### WORK TO DO
Find each line holding "территории" and copy it out.

### AVAILABLE DATA
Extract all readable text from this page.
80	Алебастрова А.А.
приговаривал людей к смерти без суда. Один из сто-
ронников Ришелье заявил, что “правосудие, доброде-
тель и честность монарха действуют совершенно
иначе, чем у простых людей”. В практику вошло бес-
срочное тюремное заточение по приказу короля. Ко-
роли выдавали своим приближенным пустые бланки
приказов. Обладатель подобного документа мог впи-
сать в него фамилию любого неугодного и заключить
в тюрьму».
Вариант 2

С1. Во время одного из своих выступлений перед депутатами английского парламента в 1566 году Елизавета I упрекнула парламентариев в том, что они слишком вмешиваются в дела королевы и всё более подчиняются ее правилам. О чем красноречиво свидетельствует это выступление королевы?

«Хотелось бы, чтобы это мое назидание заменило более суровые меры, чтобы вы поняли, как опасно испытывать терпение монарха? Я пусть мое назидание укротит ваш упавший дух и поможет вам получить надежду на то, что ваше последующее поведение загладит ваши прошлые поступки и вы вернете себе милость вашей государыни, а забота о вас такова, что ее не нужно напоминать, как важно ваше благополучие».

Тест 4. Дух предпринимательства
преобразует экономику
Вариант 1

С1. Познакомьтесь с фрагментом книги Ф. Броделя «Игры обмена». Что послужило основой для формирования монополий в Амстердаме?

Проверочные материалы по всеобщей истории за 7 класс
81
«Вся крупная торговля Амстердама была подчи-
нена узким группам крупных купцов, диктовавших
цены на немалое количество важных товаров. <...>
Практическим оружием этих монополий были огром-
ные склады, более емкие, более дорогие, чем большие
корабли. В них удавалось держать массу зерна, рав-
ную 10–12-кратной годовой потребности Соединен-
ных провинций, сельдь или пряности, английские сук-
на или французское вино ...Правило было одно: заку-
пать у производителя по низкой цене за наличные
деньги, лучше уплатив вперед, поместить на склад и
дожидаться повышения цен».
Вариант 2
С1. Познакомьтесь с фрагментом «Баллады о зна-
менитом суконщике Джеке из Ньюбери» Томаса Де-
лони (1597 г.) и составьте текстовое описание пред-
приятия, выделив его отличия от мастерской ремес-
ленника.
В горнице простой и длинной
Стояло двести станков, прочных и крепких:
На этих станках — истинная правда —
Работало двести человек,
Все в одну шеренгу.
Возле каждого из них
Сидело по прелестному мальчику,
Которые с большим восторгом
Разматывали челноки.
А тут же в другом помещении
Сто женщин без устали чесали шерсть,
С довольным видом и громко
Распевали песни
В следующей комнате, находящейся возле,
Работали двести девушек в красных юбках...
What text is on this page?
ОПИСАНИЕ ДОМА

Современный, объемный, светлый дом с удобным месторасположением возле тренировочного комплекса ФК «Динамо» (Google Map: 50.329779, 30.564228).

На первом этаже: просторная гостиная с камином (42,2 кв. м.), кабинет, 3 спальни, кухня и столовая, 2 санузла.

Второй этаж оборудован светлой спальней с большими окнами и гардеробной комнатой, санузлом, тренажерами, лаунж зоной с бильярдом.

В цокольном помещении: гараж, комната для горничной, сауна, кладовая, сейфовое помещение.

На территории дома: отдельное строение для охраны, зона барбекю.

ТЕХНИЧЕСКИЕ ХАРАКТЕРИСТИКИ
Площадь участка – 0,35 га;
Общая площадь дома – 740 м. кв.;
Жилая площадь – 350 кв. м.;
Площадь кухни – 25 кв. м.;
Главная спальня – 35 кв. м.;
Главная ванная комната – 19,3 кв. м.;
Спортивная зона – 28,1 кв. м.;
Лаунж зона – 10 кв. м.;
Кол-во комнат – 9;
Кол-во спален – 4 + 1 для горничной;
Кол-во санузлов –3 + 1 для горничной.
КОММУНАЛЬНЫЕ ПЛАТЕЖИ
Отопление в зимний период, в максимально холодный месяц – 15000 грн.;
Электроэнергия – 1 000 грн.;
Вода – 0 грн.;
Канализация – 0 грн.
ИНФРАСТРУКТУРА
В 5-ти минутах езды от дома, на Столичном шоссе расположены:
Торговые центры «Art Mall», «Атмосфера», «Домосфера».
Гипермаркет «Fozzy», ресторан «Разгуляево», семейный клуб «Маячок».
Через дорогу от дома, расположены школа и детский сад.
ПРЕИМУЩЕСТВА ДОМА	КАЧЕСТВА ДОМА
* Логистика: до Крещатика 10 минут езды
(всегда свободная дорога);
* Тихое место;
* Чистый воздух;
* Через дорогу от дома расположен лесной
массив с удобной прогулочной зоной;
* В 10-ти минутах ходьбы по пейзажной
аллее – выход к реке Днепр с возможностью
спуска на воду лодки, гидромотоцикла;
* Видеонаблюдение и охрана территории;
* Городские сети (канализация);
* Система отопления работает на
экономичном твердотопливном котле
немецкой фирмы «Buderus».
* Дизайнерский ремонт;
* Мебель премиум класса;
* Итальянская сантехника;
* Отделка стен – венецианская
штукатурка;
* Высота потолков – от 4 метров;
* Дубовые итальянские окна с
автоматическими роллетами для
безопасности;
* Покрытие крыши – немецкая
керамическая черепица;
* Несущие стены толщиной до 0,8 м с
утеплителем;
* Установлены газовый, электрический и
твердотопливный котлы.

### FULL RESPONSE
На территории дома: отдельное строение для охраны, зона барбекю.
* Видеонаблюдение и охрана территории;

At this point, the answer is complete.